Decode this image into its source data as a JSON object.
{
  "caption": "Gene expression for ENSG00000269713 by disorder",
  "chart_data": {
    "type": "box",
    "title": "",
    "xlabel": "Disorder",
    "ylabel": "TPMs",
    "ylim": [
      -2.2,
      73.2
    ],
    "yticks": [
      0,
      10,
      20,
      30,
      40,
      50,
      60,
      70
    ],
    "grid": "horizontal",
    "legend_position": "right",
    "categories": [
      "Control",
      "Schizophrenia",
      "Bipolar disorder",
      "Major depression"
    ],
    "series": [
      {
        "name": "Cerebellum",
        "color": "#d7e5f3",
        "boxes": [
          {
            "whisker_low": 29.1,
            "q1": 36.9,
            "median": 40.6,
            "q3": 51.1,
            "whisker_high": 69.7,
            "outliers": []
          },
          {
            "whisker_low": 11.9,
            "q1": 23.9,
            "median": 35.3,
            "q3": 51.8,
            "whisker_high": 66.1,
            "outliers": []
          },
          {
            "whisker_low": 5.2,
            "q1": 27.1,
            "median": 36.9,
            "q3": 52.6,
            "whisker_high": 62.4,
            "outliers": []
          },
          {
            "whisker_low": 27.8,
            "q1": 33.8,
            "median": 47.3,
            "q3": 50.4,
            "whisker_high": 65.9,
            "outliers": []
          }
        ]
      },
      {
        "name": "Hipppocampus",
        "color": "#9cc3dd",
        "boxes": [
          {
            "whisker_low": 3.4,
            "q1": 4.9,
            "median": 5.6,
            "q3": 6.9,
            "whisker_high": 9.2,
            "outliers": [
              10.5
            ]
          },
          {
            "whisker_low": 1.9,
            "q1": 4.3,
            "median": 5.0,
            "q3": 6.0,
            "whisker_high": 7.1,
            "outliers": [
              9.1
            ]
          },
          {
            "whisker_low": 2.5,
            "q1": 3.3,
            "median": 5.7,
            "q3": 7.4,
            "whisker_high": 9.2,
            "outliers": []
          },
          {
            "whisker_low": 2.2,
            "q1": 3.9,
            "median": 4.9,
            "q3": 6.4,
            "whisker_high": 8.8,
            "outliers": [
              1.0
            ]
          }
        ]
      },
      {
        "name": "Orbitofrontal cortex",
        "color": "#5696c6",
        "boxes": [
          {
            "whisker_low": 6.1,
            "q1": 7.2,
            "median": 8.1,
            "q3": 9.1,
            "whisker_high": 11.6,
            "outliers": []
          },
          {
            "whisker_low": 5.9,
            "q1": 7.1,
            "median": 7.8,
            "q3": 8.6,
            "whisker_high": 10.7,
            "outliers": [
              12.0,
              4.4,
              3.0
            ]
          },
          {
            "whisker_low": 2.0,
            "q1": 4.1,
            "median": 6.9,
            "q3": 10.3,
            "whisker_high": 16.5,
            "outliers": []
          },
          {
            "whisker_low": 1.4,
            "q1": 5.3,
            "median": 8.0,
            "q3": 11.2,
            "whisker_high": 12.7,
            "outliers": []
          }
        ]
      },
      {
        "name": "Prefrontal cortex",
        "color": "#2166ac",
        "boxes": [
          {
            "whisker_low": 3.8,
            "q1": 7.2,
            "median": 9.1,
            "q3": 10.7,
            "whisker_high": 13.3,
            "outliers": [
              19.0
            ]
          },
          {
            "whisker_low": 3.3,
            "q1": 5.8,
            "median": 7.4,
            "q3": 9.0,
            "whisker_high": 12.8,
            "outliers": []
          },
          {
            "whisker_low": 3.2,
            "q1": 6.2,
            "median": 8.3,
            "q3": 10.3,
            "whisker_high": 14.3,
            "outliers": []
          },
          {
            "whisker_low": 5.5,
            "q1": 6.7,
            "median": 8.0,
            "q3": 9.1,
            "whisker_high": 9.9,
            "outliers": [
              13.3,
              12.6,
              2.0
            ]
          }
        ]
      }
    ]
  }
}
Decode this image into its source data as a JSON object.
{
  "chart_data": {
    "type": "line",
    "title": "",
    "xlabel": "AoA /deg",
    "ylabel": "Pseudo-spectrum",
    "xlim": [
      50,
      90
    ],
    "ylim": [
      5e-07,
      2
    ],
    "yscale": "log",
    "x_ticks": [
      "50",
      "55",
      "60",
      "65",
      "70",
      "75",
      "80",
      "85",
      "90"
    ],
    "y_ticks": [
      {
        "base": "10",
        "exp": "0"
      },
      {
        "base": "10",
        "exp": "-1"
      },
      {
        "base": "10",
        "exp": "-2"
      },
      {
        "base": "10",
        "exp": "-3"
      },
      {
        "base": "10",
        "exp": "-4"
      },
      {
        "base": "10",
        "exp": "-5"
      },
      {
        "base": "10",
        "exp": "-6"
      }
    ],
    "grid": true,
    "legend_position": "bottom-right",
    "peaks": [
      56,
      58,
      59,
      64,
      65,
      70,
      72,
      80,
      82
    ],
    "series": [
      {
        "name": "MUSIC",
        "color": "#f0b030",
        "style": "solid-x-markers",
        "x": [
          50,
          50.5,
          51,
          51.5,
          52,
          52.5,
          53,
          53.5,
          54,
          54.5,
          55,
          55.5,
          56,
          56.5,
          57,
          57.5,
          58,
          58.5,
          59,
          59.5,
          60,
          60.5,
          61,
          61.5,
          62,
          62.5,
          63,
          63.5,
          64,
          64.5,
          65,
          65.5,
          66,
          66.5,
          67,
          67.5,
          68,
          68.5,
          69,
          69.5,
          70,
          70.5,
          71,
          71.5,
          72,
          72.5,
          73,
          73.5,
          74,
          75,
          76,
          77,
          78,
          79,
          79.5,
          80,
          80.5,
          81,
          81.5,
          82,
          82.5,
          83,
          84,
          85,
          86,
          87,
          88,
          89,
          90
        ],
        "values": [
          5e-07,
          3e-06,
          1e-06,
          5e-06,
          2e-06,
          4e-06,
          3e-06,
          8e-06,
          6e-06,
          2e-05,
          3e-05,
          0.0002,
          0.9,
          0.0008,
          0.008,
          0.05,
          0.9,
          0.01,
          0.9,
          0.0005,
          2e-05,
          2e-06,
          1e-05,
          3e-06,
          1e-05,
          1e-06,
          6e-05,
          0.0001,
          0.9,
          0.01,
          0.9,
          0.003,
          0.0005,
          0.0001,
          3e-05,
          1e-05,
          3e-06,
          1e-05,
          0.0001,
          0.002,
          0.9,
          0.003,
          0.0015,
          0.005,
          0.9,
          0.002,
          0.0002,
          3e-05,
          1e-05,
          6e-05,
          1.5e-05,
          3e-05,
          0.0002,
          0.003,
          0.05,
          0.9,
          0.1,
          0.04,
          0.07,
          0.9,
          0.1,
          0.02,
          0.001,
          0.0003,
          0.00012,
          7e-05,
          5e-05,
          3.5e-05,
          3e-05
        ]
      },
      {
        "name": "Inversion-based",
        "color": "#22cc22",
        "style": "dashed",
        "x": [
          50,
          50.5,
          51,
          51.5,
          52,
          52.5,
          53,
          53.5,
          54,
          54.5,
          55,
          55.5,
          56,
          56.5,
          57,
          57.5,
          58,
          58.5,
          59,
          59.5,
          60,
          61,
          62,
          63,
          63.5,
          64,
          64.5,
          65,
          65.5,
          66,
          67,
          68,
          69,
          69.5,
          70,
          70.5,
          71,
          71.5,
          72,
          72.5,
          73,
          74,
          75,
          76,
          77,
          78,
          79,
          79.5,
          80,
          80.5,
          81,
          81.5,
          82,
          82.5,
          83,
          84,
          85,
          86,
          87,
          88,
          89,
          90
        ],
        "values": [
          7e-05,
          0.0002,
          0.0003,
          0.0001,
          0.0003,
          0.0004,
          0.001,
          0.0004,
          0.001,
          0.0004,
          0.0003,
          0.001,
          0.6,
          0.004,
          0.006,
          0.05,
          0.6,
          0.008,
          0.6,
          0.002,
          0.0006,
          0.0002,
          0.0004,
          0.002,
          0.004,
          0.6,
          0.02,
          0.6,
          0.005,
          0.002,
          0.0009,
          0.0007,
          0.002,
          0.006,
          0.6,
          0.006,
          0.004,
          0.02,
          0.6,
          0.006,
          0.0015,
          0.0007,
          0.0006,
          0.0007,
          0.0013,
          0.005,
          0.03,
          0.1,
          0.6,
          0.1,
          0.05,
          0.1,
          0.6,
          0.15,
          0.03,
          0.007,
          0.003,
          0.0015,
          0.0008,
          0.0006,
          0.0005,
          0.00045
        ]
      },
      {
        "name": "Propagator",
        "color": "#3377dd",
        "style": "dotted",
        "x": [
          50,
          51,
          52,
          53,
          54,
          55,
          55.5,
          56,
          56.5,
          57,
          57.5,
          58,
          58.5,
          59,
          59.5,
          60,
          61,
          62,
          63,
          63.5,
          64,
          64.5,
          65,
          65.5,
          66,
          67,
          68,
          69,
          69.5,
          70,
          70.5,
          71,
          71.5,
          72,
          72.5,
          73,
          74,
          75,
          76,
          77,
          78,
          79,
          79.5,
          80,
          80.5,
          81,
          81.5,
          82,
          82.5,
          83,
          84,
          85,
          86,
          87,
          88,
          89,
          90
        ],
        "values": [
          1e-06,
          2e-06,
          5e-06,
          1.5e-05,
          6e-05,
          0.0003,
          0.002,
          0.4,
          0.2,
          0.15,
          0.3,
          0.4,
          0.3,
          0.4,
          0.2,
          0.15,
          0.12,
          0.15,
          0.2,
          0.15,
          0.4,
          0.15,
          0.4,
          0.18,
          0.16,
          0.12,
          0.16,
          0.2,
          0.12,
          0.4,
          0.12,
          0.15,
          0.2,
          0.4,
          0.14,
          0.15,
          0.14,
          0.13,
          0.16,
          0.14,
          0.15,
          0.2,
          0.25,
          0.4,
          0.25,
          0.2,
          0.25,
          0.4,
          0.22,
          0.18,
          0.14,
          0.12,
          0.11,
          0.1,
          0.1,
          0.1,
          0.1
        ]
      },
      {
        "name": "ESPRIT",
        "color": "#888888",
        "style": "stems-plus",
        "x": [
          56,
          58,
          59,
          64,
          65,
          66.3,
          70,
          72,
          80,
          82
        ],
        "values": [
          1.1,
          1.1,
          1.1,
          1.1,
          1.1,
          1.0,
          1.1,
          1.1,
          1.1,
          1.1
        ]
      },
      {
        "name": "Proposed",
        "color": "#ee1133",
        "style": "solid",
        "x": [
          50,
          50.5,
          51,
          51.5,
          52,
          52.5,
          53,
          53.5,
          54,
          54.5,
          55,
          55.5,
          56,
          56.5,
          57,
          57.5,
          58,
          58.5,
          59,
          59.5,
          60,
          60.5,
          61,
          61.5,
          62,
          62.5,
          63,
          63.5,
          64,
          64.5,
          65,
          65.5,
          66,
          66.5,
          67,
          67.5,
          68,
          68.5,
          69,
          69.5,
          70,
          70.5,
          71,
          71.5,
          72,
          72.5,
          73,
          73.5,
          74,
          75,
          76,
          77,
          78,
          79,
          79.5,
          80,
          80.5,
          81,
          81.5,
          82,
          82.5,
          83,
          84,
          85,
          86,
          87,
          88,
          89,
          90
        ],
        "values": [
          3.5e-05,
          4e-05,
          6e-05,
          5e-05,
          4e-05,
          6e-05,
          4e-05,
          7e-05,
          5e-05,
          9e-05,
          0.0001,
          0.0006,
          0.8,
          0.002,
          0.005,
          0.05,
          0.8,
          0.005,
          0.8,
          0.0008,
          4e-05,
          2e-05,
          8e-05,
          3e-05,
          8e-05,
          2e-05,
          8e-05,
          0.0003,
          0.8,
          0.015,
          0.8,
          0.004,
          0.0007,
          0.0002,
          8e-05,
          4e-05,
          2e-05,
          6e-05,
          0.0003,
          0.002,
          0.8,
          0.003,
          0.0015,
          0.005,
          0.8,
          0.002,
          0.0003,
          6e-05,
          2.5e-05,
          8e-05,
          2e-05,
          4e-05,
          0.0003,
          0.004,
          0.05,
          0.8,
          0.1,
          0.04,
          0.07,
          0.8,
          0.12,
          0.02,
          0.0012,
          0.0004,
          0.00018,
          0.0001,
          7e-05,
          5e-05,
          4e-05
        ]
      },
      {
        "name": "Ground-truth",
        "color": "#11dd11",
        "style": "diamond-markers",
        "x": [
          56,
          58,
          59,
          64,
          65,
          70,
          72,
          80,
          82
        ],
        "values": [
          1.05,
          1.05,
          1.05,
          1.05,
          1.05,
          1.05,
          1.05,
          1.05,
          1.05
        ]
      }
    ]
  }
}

▶ **TASK GOAL**:
Make a list of all lines in the data that contain "style".

▶ **RESULT OF THE EXERCISE**:
        "style": "solid-x-markers",
        "style": "dashed",
        "style": "dotted",
        "style": "stems-plus",
        "style": "solid",
        "style": "diamond-markers",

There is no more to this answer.